- **STATED GOAL**
Your task is to output the listing word for word, with pictures excluded.

- **DATASET ENTRIES**
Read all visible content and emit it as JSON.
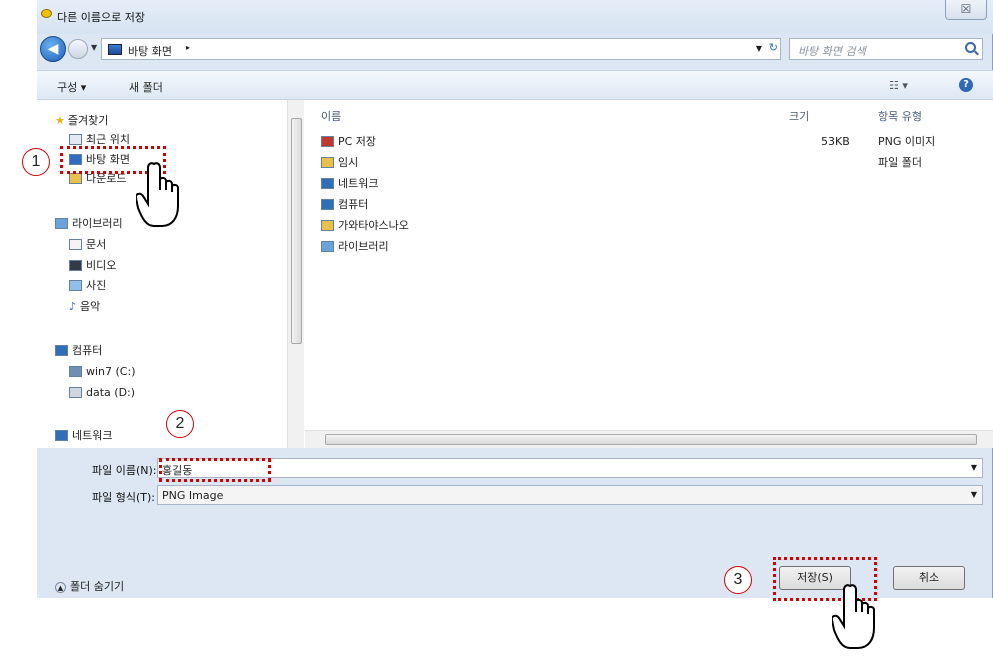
{
  "window": {
    "title": "다른 이름으로 저장",
    "close_glyph": "☒"
  },
  "nav": {
    "back_glyph": "◀",
    "address_path": "바탕 화면",
    "address_arrow": "▸",
    "dropdown_glyph": "▼",
    "refresh_glyph": "↻",
    "search_placeholder": "바탕 화면 검색"
  },
  "toolbar": {
    "organize": "구성 ▾",
    "new_folder": "새 폴더",
    "view": "☷ ▾",
    "help": "?"
  },
  "sidebar": {
    "favorites": "즐겨찾기",
    "recent": "최근 위치",
    "desktop": "바탕 화면",
    "downloads": "다운로드",
    "libraries": "라이브러리",
    "documents": "문서",
    "videos": "비디오",
    "pictures": "사진",
    "music": "음악",
    "computer": "컴퓨터",
    "drive_c": "win7 (C:)",
    "drive_d": "data (D:)",
    "network": "네트워크"
  },
  "columns": {
    "name": "이름",
    "size": "크기",
    "type": "항목 유형"
  },
  "files": [
    {
      "name": "PC 저장",
      "size": "53KB",
      "type": "PNG 이미지",
      "icon": "png-file-icon",
      "color": "#c0392b"
    },
    {
      "name": "임시",
      "size": "",
      "type": "파일 폴더",
      "icon": "folder-icon",
      "color": "#e8c04a"
    },
    {
      "name": "네트워크",
      "size": "",
      "type": "",
      "icon": "network-icon",
      "color": "#2f6fb8"
    },
    {
      "name": "컴퓨터",
      "size": "",
      "type": "",
      "icon": "computer-icon",
      "color": "#2f6fb8"
    },
    {
      "name": "가와타야스나오",
      "size": "",
      "type": "",
      "icon": "user-folder-icon",
      "color": "#e8c04a"
    },
    {
      "name": "라이브러리",
      "size": "",
      "type": "",
      "icon": "library-icon",
      "color": "#6aa3d8"
    }
  ],
  "form": {
    "filename_label": "파일 이름(N):",
    "filename_value": "홍길동",
    "filetype_label": "파일 형식(T):",
    "filetype_value": "PNG Image",
    "dropdown_glyph": "▼"
  },
  "footer": {
    "hide_folders": "폴더 숨기기",
    "save": "저장(S)",
    "cancel": "취소"
  },
  "annotations": {
    "step1": "1",
    "step2": "2",
    "step3": "3"
  },
  "colors": {
    "highlight": "#d40000",
    "dialog_bg": "#dce7f3"
  }
}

- **WRITTEN SOLUTION**
Read all visible content and emit it as JSON.
{
  "window": {
    "title": "다른 이름으로 저장",
    "close_glyph": "☒"
  },
  "nav": {
    "back_glyph": "◀",
    "address_path": "바탕 화면",
    "address_arrow": "▸",
    "dropdown_glyph": "▼",
    "refresh_glyph": "↻",
    "search_placeholder": "바탕 화면 검색"
  },
  "toolbar": {
    "organize": "구성 ▾",
    "new_folder": "새 폴더",
    "view": "☷ ▾",
    "help": "?"
  },
  "sidebar": {
    "favorites": "즐겨찾기",
    "recent": "최근 위치",
    "desktop": "바탕 화면",
    "downloads": "다운로드",
    "libraries": "라이브러리",
    "documents": "문서",
    "videos": "비디오",
    "pictures": "사진",
    "music": "음악",
    "computer": "컴퓨터",
    "drive_c": "win7 (C:)",
    "drive_d": "data (D:)",
    "network": "네트워크"
  },
  "columns": {
    "name": "이름",
    "size": "크기",
    "type": "항목 유형"
  },
  "files": [
    {
      "name": "PC 저장",
      "size": "53KB",
      "type": "PNG 이미지",
      "icon": "png-file-icon",
      "color": "#c0392b"
    },
    {
      "name": "임시",
      "size": "",
      "type": "파일 폴더",
      "icon": "folder-icon",
      "color": "#e8c04a"
    },
    {
      "name": "네트워크",
      "size": "",
      "type": "",
      "icon": "network-icon",
      "color": "#2f6fb8"
    },
    {
      "name": "컴퓨터",
      "size": "",
      "type": "",
      "icon": "computer-icon",
      "color": "#2f6fb8"
    },
    {
      "name": "가와타야스나오",
      "size": "",
      "type": "",
      "icon": "user-folder-icon",
      "color": "#e8c04a"
    },
    {
      "name": "라이브러리",
      "size": "",
      "type": "",
      "icon": "library-icon",
      "color": "#6aa3d8"
    }
  ],
  "form": {
    "filename_label": "파일 이름(N):",
    "filename_value": "홍길동",
    "filetype_label": "파일 형식(T):",
    "filetype_value": "PNG Image",
    "dropdown_glyph": "▼"
  },
  "footer": {
    "hide_folders": "폴더 숨기기",
    "save": "저장(S)",
    "cancel": "취소"
  },
  "annotations": {
    "step1": "1",
    "step2": "2",
    "step3": "3"
  },
  "colors": {
    "highlight": "#d40000",
    "dialog_bg": "#dce7f3"
  }
}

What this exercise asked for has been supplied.